The task » Locate the lines that hold the string "JSON". Copy every such line.

(Dataset items)
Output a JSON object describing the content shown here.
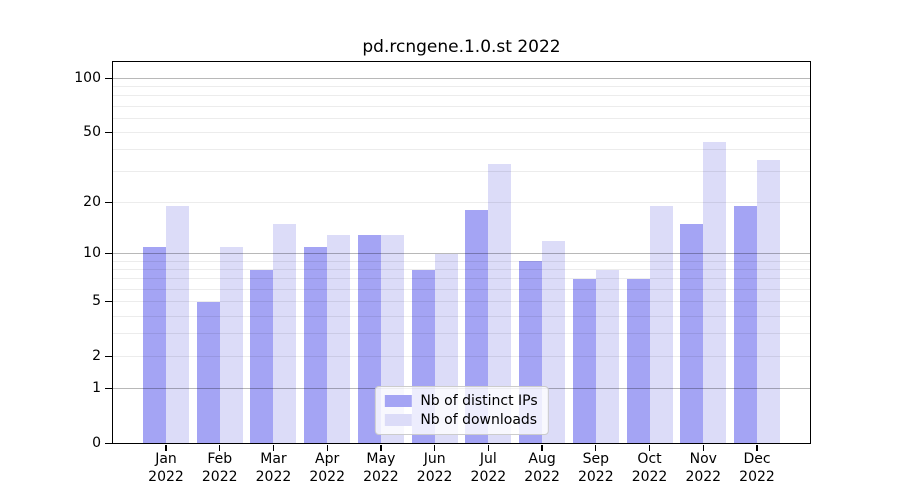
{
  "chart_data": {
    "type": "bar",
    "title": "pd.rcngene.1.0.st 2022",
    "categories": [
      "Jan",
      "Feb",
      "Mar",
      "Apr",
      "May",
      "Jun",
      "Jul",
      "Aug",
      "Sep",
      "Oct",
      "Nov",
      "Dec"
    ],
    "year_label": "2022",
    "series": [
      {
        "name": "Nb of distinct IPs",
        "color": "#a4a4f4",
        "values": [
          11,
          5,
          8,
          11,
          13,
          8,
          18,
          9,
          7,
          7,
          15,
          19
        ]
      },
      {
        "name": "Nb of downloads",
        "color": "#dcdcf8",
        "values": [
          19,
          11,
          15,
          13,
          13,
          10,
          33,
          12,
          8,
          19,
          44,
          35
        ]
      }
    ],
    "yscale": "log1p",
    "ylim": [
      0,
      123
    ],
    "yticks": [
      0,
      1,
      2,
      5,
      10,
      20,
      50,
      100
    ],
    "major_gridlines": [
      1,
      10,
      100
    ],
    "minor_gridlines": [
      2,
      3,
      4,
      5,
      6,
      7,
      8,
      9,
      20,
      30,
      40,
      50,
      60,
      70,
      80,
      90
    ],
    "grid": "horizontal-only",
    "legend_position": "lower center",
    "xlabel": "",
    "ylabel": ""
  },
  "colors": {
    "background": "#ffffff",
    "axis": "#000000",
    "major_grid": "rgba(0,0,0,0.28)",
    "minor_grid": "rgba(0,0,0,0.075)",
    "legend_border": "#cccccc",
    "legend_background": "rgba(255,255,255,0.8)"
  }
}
==
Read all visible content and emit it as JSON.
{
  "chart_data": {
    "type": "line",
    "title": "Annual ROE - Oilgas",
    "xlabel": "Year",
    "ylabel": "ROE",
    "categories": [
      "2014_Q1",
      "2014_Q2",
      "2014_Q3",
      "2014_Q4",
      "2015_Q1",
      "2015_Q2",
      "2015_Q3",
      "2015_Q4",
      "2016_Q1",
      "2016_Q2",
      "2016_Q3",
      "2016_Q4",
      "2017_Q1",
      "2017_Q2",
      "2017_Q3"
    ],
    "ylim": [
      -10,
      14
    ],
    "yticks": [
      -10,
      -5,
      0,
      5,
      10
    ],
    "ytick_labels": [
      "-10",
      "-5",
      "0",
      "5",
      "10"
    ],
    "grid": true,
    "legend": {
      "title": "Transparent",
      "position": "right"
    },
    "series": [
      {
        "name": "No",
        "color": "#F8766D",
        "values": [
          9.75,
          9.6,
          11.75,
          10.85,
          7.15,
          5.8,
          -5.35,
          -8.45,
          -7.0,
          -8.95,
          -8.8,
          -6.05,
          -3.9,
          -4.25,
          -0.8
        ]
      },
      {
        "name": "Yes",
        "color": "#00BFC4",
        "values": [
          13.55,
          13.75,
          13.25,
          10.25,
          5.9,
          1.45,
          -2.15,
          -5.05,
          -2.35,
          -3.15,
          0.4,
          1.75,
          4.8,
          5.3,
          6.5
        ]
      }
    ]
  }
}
* * *
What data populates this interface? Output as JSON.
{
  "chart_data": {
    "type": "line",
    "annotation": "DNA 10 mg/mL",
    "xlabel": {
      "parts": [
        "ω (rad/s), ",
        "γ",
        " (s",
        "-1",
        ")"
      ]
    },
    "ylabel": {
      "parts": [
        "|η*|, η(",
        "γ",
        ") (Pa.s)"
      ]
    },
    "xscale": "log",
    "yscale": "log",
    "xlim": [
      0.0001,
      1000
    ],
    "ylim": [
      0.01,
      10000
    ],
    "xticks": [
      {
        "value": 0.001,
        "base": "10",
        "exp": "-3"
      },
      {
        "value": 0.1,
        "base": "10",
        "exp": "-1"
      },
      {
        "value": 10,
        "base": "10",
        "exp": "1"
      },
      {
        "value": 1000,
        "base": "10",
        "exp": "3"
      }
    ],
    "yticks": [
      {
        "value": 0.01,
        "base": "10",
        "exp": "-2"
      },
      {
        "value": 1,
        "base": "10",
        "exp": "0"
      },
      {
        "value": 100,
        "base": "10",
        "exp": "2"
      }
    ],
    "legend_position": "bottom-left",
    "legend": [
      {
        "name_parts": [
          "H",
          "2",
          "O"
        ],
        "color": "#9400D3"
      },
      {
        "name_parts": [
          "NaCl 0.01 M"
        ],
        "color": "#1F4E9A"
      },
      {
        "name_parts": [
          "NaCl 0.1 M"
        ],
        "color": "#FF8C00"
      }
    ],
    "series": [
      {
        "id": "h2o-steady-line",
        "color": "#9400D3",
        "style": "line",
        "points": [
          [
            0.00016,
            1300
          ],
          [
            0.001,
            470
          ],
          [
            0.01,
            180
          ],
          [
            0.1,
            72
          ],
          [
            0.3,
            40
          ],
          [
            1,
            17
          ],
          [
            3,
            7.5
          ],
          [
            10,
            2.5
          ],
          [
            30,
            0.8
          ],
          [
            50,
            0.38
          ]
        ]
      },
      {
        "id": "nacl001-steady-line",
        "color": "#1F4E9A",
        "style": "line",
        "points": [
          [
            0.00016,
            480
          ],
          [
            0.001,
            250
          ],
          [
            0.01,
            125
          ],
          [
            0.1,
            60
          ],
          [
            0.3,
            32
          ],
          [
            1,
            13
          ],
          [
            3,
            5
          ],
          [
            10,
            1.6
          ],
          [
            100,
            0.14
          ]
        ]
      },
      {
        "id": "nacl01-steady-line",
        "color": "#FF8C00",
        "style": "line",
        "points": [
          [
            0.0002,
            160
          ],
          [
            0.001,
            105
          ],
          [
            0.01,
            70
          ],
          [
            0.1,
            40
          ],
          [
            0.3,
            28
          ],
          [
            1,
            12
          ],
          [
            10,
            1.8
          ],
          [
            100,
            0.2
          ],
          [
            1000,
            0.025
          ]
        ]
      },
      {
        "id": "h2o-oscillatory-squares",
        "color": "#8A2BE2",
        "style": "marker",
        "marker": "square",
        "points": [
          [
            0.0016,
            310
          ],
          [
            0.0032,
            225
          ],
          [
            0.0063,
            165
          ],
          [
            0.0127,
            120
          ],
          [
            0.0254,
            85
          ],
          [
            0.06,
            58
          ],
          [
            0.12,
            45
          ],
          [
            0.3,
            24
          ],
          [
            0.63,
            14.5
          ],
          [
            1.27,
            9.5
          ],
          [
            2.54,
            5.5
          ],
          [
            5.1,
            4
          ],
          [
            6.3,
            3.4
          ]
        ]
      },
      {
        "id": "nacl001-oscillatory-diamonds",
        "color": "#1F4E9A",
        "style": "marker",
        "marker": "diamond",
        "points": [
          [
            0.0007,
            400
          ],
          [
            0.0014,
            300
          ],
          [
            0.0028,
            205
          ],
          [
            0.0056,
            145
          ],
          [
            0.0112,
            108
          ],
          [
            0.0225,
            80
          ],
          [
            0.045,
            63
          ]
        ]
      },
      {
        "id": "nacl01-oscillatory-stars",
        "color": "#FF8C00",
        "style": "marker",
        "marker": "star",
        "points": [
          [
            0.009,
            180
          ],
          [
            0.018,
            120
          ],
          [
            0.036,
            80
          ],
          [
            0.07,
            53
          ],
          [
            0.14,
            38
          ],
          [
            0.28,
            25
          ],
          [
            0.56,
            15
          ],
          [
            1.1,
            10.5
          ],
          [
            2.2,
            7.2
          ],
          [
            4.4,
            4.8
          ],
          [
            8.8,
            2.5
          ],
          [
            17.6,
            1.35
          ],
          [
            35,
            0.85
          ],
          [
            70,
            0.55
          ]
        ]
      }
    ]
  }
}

Result »
Output a JSON object describing the content shown here.
Read all visible content and emit it as JSON.
What data populates this interface? Output as JSON.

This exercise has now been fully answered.